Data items
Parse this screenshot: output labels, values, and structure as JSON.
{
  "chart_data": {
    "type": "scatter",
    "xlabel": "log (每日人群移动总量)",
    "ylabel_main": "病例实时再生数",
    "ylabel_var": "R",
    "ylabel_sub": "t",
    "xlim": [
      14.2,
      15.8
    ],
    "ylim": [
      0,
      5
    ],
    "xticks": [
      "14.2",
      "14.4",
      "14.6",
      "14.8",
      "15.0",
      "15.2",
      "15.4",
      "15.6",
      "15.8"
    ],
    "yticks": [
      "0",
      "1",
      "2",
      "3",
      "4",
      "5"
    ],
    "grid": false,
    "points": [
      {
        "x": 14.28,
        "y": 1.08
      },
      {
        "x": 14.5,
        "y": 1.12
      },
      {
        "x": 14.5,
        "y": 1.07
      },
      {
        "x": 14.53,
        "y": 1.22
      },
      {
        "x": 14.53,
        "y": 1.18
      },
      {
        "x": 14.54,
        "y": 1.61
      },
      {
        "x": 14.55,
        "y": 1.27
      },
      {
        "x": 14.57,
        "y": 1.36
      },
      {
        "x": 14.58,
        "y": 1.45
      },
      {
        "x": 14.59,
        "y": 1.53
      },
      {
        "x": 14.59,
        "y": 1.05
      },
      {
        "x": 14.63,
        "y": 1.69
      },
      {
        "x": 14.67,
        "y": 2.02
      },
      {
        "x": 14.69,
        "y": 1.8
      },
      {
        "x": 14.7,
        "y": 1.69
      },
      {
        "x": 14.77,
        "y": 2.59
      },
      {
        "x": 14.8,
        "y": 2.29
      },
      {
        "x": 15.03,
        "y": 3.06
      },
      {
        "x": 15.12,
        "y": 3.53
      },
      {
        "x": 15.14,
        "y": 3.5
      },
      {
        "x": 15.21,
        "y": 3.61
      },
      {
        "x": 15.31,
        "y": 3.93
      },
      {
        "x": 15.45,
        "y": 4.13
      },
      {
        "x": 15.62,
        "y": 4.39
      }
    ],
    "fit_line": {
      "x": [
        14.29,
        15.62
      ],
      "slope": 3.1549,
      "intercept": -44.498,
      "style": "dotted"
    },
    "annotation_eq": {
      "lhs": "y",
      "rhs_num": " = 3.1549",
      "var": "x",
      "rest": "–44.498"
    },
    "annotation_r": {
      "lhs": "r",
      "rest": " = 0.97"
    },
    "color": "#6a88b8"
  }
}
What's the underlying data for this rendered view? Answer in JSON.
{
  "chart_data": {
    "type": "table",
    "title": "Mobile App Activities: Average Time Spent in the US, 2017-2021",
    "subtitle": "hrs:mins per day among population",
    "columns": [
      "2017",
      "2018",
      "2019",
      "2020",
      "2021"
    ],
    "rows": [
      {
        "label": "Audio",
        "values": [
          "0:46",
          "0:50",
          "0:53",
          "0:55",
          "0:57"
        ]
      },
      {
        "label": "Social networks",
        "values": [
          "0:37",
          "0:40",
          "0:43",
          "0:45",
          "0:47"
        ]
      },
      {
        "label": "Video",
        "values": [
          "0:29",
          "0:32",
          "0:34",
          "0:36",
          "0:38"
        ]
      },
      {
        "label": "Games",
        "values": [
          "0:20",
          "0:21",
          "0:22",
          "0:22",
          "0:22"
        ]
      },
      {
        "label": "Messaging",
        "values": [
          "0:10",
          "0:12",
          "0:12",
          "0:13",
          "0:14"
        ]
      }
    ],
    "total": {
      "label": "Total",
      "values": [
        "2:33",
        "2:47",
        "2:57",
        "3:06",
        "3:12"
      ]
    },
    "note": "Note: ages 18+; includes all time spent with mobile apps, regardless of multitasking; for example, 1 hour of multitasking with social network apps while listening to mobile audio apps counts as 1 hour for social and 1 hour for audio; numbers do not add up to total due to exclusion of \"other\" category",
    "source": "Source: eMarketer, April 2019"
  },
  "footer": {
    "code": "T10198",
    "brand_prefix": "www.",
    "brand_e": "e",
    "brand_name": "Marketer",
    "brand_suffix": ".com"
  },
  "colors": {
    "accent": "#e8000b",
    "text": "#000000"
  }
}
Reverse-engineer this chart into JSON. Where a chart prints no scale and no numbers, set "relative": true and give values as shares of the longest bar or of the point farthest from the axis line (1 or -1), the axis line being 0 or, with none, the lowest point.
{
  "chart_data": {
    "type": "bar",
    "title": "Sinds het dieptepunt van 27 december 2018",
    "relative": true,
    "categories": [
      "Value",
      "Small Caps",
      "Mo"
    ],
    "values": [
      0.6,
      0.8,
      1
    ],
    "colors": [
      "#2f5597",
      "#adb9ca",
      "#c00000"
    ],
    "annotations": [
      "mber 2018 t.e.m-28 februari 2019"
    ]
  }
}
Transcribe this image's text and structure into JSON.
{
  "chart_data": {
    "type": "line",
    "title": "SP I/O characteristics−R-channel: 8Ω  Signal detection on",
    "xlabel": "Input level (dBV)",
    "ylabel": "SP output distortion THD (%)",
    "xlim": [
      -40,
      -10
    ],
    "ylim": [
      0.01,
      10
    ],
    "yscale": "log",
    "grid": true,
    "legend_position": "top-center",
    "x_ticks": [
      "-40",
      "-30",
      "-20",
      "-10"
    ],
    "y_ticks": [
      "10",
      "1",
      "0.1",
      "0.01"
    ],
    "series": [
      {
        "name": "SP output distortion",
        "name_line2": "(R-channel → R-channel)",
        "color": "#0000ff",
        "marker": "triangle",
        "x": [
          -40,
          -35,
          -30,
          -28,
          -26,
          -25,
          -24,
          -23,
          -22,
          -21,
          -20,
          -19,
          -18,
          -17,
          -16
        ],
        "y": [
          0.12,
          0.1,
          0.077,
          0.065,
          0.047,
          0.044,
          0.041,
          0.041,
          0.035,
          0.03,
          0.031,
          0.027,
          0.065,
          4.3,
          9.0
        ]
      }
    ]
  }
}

What to produce
Please copy out each record, character for character.

Solution to this exercise
Parse this screenshot: output labels, values, and structure as JSON.
{
  "chart_data": {
    "type": "scatter",
    "xlabel": "log (每日人群移动总量)",
    "ylabel_main": "病例实时再生数",
    "ylabel_var": "R",
    "ylabel_sub": "t",
    "xlim": [
      14.2,
      15.8
    ],
    "ylim": [
      0,
      5
    ],
    "xticks": [
      "14.2",
      "14.4",
      "14.6",
      "14.8",
      "15.0",
      "15.2",
      "15.4",
      "15.6",
      "15.8"
    ],
    "yticks": [
      "0",
      "1",
      "2",
      "3",
      "4",
      "5"
    ],
    "grid": false,
    "points": [
      {
        "x": 14.28,
        "y": 1.08
      },
      {
        "x": 14.5,
        "y": 1.12
      },
      {
        "x": 14.5,
        "y": 1.07
      },
      {
        "x": 14.53,
        "y": 1.22
      },
      {
        "x": 14.53,
        "y": 1.18
      },
      {
        "x": 14.54,
        "y": 1.61
      },
      {
        "x": 14.55,
        "y": 1.27
      },
      {
        "x": 14.57,
        "y": 1.36
      },
      {
        "x": 14.58,
        "y": 1.45
      },
      {
        "x": 14.59,
        "y": 1.53
      },
      {
        "x": 14.59,
        "y": 1.05
      },
      {
        "x": 14.63,
        "y": 1.69
      },
      {
        "x": 14.67,
        "y": 2.02
      },
      {
        "x": 14.69,
        "y": 1.8
      },
      {
        "x": 14.7,
        "y": 1.69
      },
      {
        "x": 14.77,
        "y": 2.59
      },
      {
        "x": 14.8,
        "y": 2.29
      },
      {
        "x": 15.03,
        "y": 3.06
      },
      {
        "x": 15.12,
        "y": 3.53
      },
      {
        "x": 15.14,
        "y": 3.5
      },
      {
        "x": 15.21,
        "y": 3.61
      },
      {
        "x": 15.31,
        "y": 3.93
      },
      {
        "x": 15.45,
        "y": 4.13
      },
      {
        "x": 15.62,
        "y": 4.39
      }
    ],
    "fit_line": {
      "x": [
        14.29,
        15.62
      ],
      "slope": 3.1549,
      "intercept": -44.498,
      "style": "dotted"
    },
    "annotation_eq": {
      "lhs": "y",
      "rhs_num": " = 3.1549",
      "var": "x",
      "rest": "–44.498"
    },
    "annotation_r": {
      "lhs": "r",
      "rest": " = 0.97"
    },
    "color": "#6a88b8"
  }
}
What's the underlying data for this rendered view? Answer in JSON.
{
  "chart_data": {
    "type": "table",
    "title": "Mobile App Activities: Average Time Spent in the US, 2017-2021",
    "subtitle": "hrs:mins per day among population",
    "columns": [
      "2017",
      "2018",
      "2019",
      "2020",
      "2021"
    ],
    "rows": [
      {
        "label": "Audio",
        "values": [
          "0:46",
          "0:50",
          "0:53",
          "0:55",
          "0:57"
        ]
      },
      {
        "label": "Social networks",
        "values": [
          "0:37",
          "0:40",
          "0:43",
          "0:45",
          "0:47"
        ]
      },
      {
        "label": "Video",
        "values": [
          "0:29",
          "0:32",
          "0:34",
          "0:36",
          "0:38"
        ]
      },
      {
        "label": "Games",
        "values": [
          "0:20",
          "0:21",
          "0:22",
          "0:22",
          "0:22"
        ]
      },
      {
        "label": "Messaging",
        "values": [
          "0:10",
          "0:12",
          "0:12",
          "0:13",
          "0:14"
        ]
      }
    ],
    "total": {
      "label": "Total",
      "values": [
        "2:33",
        "2:47",
        "2:57",
        "3:06",
        "3:12"
      ]
    },
    "note": "Note: ages 18+; includes all time spent with mobile apps, regardless of multitasking; for example, 1 hour of multitasking with social network apps while listening to mobile audio apps counts as 1 hour for social and 1 hour for audio; numbers do not add up to total due to exclusion of \"other\" category",
    "source": "Source: eMarketer, April 2019"
  },
  "footer": {
    "code": "T10198",
    "brand_prefix": "www.",
    "brand_e": "e",
    "brand_name": "Marketer",
    "brand_suffix": ".com"
  },
  "colors": {
    "accent": "#e8000b",
    "text": "#000000"
  }
}
Reverse-engineer this chart into JSON. Where a chart prints no scale and no numbers, set "relative": true and give values as shares of the longest bar or of the point farthest from the axis line (1 or -1), the axis line being 0 or, with none, the lowest point.
{
  "chart_data": {
    "type": "bar",
    "title": "Sinds het dieptepunt van 27 december 2018",
    "relative": true,
    "categories": [
      "Value",
      "Small Caps",
      "Mo"
    ],
    "values": [
      0.6,
      0.8,
      1
    ],
    "colors": [
      "#2f5597",
      "#adb9ca",
      "#c00000"
    ],
    "annotations": [
      "mber 2018 t.e.m-28 februari 2019"
    ]
  }
}
Transcribe this image's text and structure into JSON.
{
  "chart_data": {
    "type": "line",
    "title": "SP I/O characteristics−R-channel: 8Ω  Signal detection on",
    "xlabel": "Input level (dBV)",
    "ylabel": "SP output distortion THD (%)",
    "xlim": [
      -40,
      -10
    ],
    "ylim": [
      0.01,
      10
    ],
    "yscale": "log",
    "grid": true,
    "legend_position": "top-center",
    "x_ticks": [
      "-40",
      "-30",
      "-20",
      "-10"
    ],
    "y_ticks": [
      "10",
      "1",
      "0.1",
      "0.01"
    ],
    "series": [
      {
        "name": "SP output distortion",
        "name_line2": "(R-channel → R-channel)",
        "color": "#0000ff",
        "marker": "triangle",
        "x": [
          -40,
          -35,
          -30,
          -28,
          -26,
          -25,
          -24,
          -23,
          -22,
          -21,
          -20,
          -19,
          -18,
          -17,
          -16
        ],
        "y": [
          0.12,
          0.1,
          0.077,
          0.065,
          0.047,
          0.044,
          0.041,
          0.041,
          0.035,
          0.03,
          0.031,
          0.027,
          0.065,
          4.3,
          9.0
        ]
      }
    ]
  }
}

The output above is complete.